WORK TO COMPLETE →
Please translate this sentence from the cystic fibrosis study summary below into Spanish: "To assess how CFTR modulators impacted upon recorded PERT use and incidence of DIOS."

DOCUMENT EXCERPT →
============================================================

NCT05253859 · Status: COMPLETED · Type: OBSERVATIONAL · Enrollment: 47023

Last updated 2024-07-03

No results posted yet for this study

Summary

To elucidate the similarities and distinctions in non-pulmonary manifestations of cystic fibrosis (CF) including distal intestinal obstruction syndrome (DIOS) incidence and pancreatic enzyme replacement therapy (PERT) use between US and UK CF populations in a parallel study using data from the UK and US CF registries. To assess how CFTR modulators impacted upon recorded PERT use and incidence of DIOS.

============================================================

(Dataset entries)
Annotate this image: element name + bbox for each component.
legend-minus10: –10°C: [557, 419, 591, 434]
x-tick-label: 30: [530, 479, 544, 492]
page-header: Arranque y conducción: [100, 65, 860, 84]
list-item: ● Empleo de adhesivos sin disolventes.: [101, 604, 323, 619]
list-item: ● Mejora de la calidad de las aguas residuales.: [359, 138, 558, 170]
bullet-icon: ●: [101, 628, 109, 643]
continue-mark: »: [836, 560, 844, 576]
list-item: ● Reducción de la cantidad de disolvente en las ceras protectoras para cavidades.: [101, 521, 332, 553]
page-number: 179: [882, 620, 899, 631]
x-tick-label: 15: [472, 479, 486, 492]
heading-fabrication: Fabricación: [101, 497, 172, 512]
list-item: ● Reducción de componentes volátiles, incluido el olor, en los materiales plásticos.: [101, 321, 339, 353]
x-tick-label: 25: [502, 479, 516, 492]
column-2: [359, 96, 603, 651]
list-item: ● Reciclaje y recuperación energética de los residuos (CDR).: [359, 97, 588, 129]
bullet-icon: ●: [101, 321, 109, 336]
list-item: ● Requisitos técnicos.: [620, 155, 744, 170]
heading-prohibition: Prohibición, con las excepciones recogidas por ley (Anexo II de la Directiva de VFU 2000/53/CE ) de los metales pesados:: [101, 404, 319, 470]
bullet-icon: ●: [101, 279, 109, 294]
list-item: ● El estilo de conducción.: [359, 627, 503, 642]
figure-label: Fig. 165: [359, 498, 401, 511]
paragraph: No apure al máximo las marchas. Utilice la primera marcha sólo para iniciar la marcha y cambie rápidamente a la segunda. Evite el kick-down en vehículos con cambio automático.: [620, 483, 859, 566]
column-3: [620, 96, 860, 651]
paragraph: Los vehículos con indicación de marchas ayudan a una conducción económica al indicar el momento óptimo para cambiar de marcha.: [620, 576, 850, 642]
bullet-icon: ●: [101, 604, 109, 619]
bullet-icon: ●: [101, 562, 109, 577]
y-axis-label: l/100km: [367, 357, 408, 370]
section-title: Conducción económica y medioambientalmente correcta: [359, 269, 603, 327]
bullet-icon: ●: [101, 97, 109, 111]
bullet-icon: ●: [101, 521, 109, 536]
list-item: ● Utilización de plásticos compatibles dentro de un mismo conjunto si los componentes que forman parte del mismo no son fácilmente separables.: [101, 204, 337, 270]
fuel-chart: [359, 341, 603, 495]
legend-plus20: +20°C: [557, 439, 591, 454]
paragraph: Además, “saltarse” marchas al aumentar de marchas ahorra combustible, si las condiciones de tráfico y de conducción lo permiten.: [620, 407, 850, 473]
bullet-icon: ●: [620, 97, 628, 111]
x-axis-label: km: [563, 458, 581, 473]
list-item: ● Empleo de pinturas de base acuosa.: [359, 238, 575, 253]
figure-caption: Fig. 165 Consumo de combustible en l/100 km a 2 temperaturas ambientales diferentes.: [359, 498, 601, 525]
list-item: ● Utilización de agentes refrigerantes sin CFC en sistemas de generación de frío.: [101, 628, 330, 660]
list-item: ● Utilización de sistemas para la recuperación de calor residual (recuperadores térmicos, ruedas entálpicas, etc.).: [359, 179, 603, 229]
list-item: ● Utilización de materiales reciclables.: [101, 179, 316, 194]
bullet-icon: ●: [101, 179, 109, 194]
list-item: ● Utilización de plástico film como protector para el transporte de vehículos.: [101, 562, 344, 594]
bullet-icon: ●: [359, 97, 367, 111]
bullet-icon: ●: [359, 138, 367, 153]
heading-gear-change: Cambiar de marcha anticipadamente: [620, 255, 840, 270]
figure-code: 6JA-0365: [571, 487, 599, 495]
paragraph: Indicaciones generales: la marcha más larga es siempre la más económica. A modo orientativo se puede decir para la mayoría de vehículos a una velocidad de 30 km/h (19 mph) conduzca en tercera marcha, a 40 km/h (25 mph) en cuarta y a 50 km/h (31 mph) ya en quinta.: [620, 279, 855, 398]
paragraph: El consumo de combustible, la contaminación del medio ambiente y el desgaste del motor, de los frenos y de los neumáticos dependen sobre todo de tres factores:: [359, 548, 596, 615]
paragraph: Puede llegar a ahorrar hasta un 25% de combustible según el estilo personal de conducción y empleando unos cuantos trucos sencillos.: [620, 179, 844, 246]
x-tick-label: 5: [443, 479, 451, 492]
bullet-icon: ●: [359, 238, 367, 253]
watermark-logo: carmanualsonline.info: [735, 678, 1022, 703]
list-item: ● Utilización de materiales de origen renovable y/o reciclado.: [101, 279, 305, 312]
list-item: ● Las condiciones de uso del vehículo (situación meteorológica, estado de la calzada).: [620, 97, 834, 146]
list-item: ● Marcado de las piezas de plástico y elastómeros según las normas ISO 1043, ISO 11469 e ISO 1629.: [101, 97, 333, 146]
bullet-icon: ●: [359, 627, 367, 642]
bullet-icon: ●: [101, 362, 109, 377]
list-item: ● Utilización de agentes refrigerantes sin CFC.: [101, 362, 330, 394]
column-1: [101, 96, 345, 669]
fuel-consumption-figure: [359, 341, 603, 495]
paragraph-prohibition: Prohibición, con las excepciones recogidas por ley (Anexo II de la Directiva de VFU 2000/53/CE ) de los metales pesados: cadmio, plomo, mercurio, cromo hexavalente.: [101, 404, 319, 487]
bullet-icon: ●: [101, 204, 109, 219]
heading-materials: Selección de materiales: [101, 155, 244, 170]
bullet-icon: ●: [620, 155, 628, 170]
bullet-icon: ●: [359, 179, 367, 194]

============================================================

RESULT OF THE EXERCISE →
Evaluar cómo los moduladores de CFTR influyeron en el uso registrado de PERT y en la incidencia de DIOS.